- [What the exercise asks] Extract every line that includes the string "Hawaiians".

- [Dataset excerpts]
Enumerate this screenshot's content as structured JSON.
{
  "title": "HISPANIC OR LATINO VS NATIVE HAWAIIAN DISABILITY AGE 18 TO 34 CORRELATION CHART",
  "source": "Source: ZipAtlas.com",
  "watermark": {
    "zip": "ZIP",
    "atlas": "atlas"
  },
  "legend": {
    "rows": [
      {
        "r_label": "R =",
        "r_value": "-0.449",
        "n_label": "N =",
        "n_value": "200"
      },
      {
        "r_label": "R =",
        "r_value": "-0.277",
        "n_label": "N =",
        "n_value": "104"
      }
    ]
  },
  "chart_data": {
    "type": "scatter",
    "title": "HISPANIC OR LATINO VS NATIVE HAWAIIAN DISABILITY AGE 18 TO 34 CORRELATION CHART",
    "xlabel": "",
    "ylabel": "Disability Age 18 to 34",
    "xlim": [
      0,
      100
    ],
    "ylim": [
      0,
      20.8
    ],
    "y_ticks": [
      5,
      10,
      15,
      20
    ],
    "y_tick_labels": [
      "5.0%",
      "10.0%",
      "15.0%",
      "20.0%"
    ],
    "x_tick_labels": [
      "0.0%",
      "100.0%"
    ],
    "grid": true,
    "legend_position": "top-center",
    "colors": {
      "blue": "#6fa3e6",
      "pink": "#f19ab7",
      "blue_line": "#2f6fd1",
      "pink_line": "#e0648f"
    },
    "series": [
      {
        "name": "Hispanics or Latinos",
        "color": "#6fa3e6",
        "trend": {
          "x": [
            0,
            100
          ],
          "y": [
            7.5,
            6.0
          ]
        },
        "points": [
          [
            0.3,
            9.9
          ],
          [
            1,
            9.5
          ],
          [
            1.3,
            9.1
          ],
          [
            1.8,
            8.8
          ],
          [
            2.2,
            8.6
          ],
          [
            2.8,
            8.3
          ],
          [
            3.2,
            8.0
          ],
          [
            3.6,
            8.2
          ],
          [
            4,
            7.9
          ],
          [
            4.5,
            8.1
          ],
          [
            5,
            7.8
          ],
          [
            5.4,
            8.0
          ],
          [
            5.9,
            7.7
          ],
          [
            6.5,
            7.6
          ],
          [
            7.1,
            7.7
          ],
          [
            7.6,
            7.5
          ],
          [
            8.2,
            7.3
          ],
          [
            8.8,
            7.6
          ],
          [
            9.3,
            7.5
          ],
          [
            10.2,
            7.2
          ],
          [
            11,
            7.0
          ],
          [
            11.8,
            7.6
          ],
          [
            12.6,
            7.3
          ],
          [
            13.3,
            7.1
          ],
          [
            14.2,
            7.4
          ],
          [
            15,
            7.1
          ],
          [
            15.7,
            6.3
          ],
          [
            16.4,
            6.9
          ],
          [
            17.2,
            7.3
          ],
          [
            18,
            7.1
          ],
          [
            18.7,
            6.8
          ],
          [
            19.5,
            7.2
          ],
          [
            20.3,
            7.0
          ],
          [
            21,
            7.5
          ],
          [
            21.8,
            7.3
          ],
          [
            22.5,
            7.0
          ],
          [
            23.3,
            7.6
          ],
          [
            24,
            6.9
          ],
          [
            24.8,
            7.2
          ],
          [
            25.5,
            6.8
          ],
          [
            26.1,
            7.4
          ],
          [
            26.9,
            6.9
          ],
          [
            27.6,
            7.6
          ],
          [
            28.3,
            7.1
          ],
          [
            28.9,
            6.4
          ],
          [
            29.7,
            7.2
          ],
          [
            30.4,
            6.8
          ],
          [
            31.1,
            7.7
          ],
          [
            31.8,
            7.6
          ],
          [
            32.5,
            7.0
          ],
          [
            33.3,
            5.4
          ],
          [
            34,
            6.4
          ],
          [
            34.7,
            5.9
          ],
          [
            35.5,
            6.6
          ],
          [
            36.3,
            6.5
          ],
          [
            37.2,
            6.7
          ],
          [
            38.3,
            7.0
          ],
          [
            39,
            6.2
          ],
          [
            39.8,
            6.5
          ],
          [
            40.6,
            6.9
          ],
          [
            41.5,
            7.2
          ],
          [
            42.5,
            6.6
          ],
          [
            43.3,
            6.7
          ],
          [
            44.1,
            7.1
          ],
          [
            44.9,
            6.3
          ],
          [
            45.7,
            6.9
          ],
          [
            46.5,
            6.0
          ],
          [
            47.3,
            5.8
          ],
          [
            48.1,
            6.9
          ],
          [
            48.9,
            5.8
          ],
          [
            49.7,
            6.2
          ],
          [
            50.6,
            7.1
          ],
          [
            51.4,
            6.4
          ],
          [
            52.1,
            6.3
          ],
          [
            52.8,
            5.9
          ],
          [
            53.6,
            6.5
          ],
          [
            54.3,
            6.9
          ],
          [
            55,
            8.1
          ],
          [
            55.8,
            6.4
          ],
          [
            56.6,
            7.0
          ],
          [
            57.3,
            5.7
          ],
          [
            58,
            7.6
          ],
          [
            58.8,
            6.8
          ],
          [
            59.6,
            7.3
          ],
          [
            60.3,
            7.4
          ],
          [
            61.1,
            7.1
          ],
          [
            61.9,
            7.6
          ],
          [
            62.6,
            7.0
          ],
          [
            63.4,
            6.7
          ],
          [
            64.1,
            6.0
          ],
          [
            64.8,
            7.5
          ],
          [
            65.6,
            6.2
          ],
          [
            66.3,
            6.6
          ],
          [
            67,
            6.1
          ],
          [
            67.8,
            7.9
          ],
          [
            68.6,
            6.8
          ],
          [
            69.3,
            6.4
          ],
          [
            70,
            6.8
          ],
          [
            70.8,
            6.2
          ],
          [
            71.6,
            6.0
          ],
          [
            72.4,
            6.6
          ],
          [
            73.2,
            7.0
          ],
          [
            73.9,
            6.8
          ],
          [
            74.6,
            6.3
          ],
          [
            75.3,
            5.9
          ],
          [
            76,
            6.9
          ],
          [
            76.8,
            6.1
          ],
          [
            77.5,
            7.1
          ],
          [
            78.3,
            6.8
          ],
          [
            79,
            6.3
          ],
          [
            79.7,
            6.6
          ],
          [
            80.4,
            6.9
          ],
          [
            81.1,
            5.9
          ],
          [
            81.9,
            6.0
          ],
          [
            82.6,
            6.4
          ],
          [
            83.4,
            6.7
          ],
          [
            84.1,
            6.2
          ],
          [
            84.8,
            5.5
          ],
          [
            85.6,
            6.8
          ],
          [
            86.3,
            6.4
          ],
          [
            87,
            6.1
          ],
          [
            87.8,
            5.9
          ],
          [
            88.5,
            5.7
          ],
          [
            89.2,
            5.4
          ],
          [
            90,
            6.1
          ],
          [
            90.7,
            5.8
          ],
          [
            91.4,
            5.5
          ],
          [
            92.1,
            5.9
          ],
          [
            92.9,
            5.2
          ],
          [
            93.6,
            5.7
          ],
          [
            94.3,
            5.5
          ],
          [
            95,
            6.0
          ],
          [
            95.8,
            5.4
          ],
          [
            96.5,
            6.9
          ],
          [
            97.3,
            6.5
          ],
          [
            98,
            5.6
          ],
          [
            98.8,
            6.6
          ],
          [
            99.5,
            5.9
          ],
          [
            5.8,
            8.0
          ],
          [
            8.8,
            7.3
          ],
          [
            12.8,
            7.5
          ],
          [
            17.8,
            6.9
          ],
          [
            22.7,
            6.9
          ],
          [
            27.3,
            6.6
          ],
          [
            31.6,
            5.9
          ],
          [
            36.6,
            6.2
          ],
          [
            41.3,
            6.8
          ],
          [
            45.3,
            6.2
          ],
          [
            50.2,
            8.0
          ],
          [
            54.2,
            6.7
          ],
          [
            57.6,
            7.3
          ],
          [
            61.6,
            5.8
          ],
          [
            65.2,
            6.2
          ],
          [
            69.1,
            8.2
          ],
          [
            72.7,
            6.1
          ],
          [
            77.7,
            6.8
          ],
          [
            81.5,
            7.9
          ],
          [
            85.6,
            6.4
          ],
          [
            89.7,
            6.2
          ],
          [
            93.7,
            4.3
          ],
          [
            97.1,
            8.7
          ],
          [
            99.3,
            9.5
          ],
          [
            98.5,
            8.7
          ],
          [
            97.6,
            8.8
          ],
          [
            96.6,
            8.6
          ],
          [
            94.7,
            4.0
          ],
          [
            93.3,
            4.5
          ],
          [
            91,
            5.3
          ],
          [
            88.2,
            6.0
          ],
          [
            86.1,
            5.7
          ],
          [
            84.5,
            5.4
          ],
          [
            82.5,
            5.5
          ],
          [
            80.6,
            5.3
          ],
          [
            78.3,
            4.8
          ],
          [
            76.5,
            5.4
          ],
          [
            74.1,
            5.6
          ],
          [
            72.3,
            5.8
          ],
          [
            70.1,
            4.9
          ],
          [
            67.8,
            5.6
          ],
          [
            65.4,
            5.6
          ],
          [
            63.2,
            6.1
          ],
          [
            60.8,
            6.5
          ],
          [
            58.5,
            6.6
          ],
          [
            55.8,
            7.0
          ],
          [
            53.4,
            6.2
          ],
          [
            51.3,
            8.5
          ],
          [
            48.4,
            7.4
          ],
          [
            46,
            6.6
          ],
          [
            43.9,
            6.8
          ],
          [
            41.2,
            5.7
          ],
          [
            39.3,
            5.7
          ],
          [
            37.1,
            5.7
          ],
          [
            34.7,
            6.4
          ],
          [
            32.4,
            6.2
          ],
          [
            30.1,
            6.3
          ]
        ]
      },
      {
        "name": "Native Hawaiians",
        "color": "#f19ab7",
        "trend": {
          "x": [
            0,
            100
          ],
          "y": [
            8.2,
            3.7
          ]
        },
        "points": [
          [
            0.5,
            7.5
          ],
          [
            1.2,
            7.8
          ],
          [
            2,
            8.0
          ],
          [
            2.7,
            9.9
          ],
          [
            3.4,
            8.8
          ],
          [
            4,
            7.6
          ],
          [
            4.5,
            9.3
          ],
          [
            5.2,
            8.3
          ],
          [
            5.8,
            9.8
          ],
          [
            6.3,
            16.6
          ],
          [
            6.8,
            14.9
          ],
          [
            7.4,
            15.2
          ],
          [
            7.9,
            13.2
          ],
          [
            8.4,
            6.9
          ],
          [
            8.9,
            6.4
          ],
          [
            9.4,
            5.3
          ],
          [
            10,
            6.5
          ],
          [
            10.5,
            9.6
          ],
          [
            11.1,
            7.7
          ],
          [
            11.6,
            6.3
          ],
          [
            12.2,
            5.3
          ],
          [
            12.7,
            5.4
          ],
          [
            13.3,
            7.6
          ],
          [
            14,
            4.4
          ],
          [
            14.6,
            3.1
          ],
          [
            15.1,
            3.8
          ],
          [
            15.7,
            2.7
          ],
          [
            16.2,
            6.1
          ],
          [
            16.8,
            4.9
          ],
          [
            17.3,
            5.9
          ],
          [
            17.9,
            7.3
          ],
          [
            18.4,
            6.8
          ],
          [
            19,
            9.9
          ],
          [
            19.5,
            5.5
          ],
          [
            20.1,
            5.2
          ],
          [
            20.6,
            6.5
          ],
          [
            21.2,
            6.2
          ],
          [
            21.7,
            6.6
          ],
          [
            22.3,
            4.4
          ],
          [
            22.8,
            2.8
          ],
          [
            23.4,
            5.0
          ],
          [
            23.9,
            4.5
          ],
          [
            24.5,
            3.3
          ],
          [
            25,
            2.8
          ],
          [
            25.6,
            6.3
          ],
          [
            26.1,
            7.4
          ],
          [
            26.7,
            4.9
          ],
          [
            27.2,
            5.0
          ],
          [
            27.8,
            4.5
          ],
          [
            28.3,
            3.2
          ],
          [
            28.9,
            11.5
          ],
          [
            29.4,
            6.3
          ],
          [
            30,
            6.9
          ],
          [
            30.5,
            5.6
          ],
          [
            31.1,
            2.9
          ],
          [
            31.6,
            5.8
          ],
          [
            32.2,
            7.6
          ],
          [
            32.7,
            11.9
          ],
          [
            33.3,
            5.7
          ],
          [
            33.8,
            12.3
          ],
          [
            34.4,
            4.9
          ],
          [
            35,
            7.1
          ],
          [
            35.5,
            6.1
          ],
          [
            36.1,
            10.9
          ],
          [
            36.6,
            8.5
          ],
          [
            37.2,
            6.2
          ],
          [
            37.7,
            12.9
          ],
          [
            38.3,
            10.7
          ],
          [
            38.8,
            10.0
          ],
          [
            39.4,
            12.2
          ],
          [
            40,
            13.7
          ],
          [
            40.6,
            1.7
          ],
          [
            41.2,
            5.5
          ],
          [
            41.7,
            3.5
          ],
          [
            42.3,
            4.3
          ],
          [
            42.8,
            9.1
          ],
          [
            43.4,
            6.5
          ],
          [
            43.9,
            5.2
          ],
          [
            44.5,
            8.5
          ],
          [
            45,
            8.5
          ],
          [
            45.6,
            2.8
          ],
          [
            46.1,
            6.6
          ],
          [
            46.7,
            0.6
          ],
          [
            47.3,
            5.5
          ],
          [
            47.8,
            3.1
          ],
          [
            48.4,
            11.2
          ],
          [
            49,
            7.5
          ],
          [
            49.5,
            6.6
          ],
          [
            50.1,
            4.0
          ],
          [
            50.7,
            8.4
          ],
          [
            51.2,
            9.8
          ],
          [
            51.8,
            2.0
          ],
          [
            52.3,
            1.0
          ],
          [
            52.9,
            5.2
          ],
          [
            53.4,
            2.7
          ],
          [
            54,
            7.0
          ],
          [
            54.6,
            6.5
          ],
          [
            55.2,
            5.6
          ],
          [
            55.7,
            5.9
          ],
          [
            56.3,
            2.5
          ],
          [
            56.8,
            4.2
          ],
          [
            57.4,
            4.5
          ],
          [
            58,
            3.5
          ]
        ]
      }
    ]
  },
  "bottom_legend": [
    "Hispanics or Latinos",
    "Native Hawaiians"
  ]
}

- [Task result]
        "name": "Native Hawaiians",
    "Native Hawaiians"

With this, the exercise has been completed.